(Exercise aim): Gather each line of the records where "type" appears.
begin
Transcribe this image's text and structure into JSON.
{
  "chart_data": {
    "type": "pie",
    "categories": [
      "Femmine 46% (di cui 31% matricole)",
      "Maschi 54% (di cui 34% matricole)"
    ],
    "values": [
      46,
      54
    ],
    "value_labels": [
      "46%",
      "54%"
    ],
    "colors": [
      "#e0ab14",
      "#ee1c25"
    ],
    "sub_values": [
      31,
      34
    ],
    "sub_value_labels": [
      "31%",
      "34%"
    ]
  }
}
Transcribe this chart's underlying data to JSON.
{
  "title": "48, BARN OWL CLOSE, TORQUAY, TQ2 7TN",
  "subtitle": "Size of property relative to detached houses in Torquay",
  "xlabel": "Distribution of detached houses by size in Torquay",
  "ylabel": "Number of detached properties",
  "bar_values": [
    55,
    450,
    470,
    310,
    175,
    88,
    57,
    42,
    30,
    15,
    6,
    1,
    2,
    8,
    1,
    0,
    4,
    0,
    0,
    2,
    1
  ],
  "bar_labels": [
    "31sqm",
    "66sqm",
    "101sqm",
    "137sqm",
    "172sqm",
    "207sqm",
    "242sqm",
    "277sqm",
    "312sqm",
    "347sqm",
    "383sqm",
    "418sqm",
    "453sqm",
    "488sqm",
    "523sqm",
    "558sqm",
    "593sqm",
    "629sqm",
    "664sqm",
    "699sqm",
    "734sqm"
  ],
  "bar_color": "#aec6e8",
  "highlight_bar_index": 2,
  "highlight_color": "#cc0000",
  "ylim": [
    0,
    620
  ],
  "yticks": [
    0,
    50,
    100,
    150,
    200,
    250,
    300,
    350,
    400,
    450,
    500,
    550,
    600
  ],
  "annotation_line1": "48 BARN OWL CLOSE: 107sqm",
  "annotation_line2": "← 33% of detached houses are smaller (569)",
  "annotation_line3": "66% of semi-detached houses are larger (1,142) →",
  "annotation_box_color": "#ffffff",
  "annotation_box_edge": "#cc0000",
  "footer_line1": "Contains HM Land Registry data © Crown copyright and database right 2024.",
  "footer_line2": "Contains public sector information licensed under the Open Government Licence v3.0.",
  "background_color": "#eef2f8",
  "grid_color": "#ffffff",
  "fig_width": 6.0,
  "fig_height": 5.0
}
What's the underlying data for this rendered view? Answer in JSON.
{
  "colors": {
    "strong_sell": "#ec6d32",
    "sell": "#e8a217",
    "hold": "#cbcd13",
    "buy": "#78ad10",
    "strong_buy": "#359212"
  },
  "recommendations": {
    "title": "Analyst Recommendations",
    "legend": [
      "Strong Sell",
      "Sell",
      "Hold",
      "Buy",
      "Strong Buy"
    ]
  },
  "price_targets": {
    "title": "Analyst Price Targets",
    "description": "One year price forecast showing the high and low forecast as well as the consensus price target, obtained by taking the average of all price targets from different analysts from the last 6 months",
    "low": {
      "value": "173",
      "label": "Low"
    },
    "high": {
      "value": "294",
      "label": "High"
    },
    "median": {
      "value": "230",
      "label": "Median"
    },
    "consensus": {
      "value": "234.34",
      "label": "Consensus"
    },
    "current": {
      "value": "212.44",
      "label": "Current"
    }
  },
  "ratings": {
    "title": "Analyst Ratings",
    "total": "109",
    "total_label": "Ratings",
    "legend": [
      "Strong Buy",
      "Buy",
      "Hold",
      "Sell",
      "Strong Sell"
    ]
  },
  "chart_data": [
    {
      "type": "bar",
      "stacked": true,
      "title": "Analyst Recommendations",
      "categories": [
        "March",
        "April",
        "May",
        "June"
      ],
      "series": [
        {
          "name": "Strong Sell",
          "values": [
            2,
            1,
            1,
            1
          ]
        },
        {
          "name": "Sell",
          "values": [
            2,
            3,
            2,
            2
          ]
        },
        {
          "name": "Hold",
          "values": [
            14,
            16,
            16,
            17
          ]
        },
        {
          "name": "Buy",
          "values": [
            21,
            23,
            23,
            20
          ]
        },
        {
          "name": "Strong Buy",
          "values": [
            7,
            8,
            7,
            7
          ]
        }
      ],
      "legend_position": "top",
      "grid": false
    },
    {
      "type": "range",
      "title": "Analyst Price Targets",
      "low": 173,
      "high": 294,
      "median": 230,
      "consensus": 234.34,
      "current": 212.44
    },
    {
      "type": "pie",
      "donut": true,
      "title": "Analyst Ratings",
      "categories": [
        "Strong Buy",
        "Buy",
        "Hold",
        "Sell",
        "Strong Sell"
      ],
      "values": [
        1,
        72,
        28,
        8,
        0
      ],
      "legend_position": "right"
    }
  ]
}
end
(Reply):
    "type": "pie",
      "type": "bar",
      "type": "range",
      "type": "pie",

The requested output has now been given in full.